--- start Records provided ---

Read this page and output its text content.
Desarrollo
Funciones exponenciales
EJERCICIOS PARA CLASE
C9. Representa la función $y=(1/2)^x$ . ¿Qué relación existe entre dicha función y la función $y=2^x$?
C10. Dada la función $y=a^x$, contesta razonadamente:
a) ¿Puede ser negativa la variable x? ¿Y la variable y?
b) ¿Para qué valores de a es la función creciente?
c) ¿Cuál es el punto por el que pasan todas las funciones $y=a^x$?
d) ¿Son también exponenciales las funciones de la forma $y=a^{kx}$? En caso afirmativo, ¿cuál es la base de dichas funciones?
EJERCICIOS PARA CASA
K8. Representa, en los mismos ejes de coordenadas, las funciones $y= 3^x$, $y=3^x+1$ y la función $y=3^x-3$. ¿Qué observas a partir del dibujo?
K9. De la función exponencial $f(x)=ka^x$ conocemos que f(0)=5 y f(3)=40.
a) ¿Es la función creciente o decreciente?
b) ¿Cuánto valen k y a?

--- end Records provided ---

◆ Short exercise: Gather all the lines that include the word "exponenciales" and copy them out.

◆ Expected output:
Funciones exponenciales
d) ¿Son también exponenciales las funciones de la forma $y=a^{kx}$? En caso afirmativo, ¿cuál es la base de dichas funciones?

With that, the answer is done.